-- What is asked --
Please give the listing again, word for word, with nothing left out.

(Dataset items)
● ● ● ● ●
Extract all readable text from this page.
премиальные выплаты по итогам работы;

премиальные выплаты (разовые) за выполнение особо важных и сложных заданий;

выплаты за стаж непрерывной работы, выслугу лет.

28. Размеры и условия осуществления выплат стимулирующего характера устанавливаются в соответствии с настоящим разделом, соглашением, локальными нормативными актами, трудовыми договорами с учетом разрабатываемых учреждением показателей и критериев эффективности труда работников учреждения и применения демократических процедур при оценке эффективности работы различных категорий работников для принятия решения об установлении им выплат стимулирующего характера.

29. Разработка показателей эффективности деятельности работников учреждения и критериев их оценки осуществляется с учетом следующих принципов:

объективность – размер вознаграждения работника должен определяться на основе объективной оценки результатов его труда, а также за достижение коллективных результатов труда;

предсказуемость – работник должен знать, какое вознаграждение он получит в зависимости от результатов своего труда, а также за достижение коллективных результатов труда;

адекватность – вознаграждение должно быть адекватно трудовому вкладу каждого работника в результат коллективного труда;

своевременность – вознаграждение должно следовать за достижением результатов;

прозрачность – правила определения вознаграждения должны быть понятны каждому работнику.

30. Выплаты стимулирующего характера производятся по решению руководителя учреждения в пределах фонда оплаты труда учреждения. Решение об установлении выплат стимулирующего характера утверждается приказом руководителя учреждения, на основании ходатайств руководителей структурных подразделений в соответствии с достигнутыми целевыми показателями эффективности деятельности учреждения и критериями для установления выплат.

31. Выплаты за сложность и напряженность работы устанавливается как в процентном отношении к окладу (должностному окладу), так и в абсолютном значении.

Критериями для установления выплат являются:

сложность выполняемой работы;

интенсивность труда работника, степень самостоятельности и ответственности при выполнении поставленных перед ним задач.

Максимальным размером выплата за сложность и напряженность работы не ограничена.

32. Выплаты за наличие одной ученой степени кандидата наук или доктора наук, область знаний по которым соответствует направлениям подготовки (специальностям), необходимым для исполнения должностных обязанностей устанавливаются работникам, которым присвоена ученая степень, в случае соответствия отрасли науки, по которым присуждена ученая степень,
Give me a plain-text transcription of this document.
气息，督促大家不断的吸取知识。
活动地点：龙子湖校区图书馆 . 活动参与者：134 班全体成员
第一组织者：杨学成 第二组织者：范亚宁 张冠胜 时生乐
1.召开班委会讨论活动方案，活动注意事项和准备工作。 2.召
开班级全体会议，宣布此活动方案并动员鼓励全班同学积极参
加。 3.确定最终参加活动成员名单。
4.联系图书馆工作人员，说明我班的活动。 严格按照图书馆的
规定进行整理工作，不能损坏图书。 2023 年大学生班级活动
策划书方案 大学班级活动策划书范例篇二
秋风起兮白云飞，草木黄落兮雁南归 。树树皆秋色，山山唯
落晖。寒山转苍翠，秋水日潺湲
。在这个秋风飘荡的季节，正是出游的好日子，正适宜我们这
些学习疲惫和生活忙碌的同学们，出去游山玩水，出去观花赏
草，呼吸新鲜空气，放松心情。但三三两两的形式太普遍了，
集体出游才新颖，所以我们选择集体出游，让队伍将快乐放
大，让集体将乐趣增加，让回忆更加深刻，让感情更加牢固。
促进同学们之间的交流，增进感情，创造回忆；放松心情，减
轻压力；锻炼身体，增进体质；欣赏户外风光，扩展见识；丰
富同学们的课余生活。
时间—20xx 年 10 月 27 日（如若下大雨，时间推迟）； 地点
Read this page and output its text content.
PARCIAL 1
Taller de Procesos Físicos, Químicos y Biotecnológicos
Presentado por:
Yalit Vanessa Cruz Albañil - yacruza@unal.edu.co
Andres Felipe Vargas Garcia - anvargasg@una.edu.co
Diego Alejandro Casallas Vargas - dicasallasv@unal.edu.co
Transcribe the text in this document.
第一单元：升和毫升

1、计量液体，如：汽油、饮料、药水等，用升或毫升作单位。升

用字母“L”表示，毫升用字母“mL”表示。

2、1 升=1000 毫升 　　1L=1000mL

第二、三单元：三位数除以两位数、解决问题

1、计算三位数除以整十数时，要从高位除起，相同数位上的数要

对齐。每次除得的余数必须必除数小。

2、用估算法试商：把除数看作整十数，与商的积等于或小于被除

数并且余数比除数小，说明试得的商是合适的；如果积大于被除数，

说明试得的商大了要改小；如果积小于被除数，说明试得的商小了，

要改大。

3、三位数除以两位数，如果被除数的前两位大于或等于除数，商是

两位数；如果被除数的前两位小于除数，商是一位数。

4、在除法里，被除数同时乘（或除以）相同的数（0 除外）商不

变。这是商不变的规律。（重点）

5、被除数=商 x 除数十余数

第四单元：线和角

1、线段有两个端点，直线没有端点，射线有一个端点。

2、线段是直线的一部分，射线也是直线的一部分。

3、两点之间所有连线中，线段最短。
● ● ● ● ●
-- The solution --
Extract all readable text from this page.
премиальные выплаты по итогам работы;

премиальные выплаты (разовые) за выполнение особо важных и сложных заданий;

выплаты за стаж непрерывной работы, выслугу лет.

28. Размеры и условия осуществления выплат стимулирующего характера устанавливаются в соответствии с настоящим разделом, соглашением, локальными нормативными актами, трудовыми договорами с учетом разрабатываемых учреждением показателей и критериев эффективности труда работников учреждения и применения демократических процедур при оценке эффективности работы различных категорий работников для принятия решения об установлении им выплат стимулирующего характера.

29. Разработка показателей эффективности деятельности работников учреждения и критериев их оценки осуществляется с учетом следующих принципов:

объективность – размер вознаграждения работника должен определяться на основе объективной оценки результатов его труда, а также за достижение коллективных результатов труда;

предсказуемость – работник должен знать, какое вознаграждение он получит в зависимости от результатов своего труда, а также за достижение коллективных результатов труда;

адекватность – вознаграждение должно быть адекватно трудовому вкладу каждого работника в результат коллективного труда;

своевременность – вознаграждение должно следовать за достижением результатов;

прозрачность – правила определения вознаграждения должны быть понятны каждому работнику.

30. Выплаты стимулирующего характера производятся по решению руководителя учреждения в пределах фонда оплаты труда учреждения. Решение об установлении выплат стимулирующего характера утверждается приказом руководителя учреждения, на основании ходатайств руководителей структурных подразделений в соответствии с достигнутыми целевыми показателями эффективности деятельности учреждения и критериями для установления выплат.

31. Выплаты за сложность и напряженность работы устанавливается как в процентном отношении к окладу (должностному окладу), так и в абсолютном значении.

Критериями для установления выплат являются:

сложность выполняемой работы;

интенсивность труда работника, степень самостоятельности и ответственности при выполнении поставленных перед ним задач.

Максимальным размером выплата за сложность и напряженность работы не ограничена.

32. Выплаты за наличие одной ученой степени кандидата наук или доктора наук, область знаний по которым соответствует направлениям подготовки (специальностям), необходимым для исполнения должностных обязанностей устанавливаются работникам, которым присвоена ученая степень, в случае соответствия отрасли науки, по которым присуждена ученая степень,
Give me a plain-text transcription of this document.
气息，督促大家不断的吸取知识。
活动地点：龙子湖校区图书馆 . 活动参与者：134 班全体成员
第一组织者：杨学成 第二组织者：范亚宁 张冠胜 时生乐
1.召开班委会讨论活动方案，活动注意事项和准备工作。 2.召
开班级全体会议，宣布此活动方案并动员鼓励全班同学积极参
加。 3.确定最终参加活动成员名单。
4.联系图书馆工作人员，说明我班的活动。 严格按照图书馆的
规定进行整理工作，不能损坏图书。 2023 年大学生班级活动
策划书方案 大学班级活动策划书范例篇二
秋风起兮白云飞，草木黄落兮雁南归 。树树皆秋色，山山唯
落晖。寒山转苍翠，秋水日潺湲
。在这个秋风飘荡的季节，正是出游的好日子，正适宜我们这
些学习疲惫和生活忙碌的同学们，出去游山玩水，出去观花赏
草，呼吸新鲜空气，放松心情。但三三两两的形式太普遍了，
集体出游才新颖，所以我们选择集体出游，让队伍将快乐放
大，让集体将乐趣增加，让回忆更加深刻，让感情更加牢固。
促进同学们之间的交流，增进感情，创造回忆；放松心情，减
轻压力；锻炼身体，增进体质；欣赏户外风光，扩展见识；丰
富同学们的课余生活。
时间—20xx 年 10 月 27 日（如若下大雨，时间推迟）； 地点
Read this page and output its text content.
PARCIAL 1
Taller de Procesos Físicos, Químicos y Biotecnológicos
Presentado por:
Yalit Vanessa Cruz Albañil - yacruza@unal.edu.co
Andres Felipe Vargas Garcia - anvargasg@una.edu.co
Diego Alejandro Casallas Vargas - dicasallasv@unal.edu.co
Transcribe the text in this document.
第一单元：升和毫升

1、计量液体，如：汽油、饮料、药水等，用升或毫升作单位。升

用字母“L”表示，毫升用字母“mL”表示。

2、1 升=1000 毫升 　　1L=1000mL

第二、三单元：三位数除以两位数、解决问题

1、计算三位数除以整十数时，要从高位除起，相同数位上的数要

对齐。每次除得的余数必须必除数小。

2、用估算法试商：把除数看作整十数，与商的积等于或小于被除

数并且余数比除数小，说明试得的商是合适的；如果积大于被除数，

说明试得的商大了要改小；如果积小于被除数，说明试得的商小了，

要改大。

3、三位数除以两位数，如果被除数的前两位大于或等于除数，商是

两位数；如果被除数的前两位小于除数，商是一位数。

4、在除法里，被除数同时乘（或除以）相同的数（0 除外）商不

变。这是商不变的规律。（重点）

5、被除数=商 x 除数十余数

第四单元：线和角

1、线段有两个端点，直线没有端点，射线有一个端点。

2、线段是直线的一部分，射线也是直线的一部分。

3、两点之间所有连线中，线段最短。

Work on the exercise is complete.